Task statement:
Each line of the data that includes the string "oder" is to be copied out.

Given records:
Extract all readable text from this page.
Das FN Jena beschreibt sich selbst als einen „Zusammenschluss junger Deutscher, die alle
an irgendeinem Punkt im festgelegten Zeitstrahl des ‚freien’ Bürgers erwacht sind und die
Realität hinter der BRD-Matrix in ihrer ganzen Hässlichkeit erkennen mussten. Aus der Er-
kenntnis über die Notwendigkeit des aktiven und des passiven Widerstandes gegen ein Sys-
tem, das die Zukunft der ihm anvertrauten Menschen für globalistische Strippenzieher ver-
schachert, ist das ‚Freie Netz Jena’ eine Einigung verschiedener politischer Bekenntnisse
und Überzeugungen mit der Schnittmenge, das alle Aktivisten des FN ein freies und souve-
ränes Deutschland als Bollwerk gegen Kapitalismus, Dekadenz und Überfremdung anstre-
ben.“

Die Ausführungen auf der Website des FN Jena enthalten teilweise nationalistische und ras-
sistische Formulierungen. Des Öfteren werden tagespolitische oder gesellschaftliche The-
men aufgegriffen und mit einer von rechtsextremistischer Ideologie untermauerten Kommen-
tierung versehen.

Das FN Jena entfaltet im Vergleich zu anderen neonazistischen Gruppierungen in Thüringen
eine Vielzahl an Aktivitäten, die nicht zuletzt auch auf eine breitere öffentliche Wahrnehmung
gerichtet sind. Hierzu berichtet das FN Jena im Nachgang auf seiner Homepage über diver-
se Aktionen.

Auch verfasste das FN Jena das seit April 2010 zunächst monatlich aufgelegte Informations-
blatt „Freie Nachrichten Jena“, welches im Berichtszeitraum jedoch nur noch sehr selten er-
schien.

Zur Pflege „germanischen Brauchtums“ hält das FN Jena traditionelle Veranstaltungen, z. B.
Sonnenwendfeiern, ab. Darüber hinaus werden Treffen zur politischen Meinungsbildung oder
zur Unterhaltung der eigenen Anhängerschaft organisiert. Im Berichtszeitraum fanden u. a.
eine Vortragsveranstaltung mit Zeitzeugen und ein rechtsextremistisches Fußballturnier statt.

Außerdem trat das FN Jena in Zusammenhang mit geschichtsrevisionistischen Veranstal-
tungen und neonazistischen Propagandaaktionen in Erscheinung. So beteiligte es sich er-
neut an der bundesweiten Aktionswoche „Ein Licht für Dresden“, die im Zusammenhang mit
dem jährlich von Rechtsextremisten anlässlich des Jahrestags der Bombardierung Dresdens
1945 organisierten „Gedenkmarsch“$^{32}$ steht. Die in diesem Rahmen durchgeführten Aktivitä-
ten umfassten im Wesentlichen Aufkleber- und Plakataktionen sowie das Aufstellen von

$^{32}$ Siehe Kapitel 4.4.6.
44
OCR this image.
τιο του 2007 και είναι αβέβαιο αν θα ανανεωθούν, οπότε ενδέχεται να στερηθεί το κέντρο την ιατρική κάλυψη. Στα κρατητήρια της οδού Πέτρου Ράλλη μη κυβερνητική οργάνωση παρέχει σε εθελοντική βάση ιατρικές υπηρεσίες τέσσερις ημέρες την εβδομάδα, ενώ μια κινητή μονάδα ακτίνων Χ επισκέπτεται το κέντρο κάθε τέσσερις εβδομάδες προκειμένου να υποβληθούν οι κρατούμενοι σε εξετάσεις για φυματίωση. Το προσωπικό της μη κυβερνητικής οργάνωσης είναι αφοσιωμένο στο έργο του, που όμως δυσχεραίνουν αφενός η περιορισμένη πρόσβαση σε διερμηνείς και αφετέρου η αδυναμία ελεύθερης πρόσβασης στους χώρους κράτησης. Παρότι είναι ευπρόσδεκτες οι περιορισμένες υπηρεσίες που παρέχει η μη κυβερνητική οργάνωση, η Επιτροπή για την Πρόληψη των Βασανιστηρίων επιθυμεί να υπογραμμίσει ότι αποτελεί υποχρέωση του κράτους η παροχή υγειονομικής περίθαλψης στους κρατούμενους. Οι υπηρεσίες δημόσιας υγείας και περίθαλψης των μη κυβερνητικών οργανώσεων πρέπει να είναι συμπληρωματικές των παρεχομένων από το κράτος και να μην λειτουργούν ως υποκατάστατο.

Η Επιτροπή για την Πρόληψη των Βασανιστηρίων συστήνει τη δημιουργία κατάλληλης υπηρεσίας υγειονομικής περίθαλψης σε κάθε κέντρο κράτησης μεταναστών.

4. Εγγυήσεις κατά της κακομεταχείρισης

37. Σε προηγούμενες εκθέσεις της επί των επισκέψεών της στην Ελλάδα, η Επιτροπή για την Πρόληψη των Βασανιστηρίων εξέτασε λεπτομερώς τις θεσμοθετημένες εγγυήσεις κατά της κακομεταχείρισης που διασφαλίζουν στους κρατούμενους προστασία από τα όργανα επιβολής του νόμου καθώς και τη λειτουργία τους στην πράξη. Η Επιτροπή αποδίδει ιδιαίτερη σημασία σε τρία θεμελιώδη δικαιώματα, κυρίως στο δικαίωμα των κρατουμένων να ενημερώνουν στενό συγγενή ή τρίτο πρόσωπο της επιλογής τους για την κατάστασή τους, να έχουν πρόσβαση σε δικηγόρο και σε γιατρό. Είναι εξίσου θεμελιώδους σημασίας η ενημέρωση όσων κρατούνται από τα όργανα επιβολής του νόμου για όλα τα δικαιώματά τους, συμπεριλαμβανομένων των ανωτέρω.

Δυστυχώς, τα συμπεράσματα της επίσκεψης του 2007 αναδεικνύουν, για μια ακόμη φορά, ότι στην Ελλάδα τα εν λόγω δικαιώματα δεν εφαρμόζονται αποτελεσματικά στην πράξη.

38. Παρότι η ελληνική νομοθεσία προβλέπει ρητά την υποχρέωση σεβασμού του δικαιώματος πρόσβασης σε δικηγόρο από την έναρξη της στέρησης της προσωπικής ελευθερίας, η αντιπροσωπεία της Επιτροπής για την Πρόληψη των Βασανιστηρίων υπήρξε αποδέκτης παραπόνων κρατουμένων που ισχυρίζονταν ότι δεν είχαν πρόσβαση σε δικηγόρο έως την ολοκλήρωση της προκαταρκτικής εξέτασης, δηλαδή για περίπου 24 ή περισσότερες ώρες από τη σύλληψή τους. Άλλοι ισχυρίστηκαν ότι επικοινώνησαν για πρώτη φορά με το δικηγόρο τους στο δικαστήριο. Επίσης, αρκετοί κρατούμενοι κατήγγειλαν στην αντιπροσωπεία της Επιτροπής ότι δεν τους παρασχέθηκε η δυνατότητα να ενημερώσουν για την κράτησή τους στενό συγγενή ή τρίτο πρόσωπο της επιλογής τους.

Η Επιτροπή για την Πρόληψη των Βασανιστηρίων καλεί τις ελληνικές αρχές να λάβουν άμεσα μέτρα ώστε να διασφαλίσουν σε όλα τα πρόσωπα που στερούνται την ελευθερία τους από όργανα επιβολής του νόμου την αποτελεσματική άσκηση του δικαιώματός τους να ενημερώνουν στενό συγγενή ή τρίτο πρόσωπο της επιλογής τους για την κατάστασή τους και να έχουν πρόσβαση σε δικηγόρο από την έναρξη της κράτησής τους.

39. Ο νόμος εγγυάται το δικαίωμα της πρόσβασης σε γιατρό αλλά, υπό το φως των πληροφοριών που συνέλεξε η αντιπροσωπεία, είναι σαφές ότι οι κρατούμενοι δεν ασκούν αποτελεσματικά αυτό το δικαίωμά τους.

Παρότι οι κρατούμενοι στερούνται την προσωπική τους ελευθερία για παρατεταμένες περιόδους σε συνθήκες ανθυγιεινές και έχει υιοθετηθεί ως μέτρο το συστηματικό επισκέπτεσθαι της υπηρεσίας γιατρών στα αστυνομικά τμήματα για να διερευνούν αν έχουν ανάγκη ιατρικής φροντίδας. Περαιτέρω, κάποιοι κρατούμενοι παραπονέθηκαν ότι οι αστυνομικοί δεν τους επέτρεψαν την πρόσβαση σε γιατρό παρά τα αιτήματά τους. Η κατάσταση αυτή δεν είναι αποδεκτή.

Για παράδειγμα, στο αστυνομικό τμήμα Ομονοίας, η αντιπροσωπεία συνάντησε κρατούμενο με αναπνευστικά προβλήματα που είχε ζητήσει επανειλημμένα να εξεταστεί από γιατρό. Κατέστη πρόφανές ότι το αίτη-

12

Task solution:
sistische Formulierungen. Des Öfteren werden tagespolitische oder gesellschaftliche The-
Sonnenwendfeiern, ab. Darüber hinaus werden Treffen zur politischen Meinungsbildung oder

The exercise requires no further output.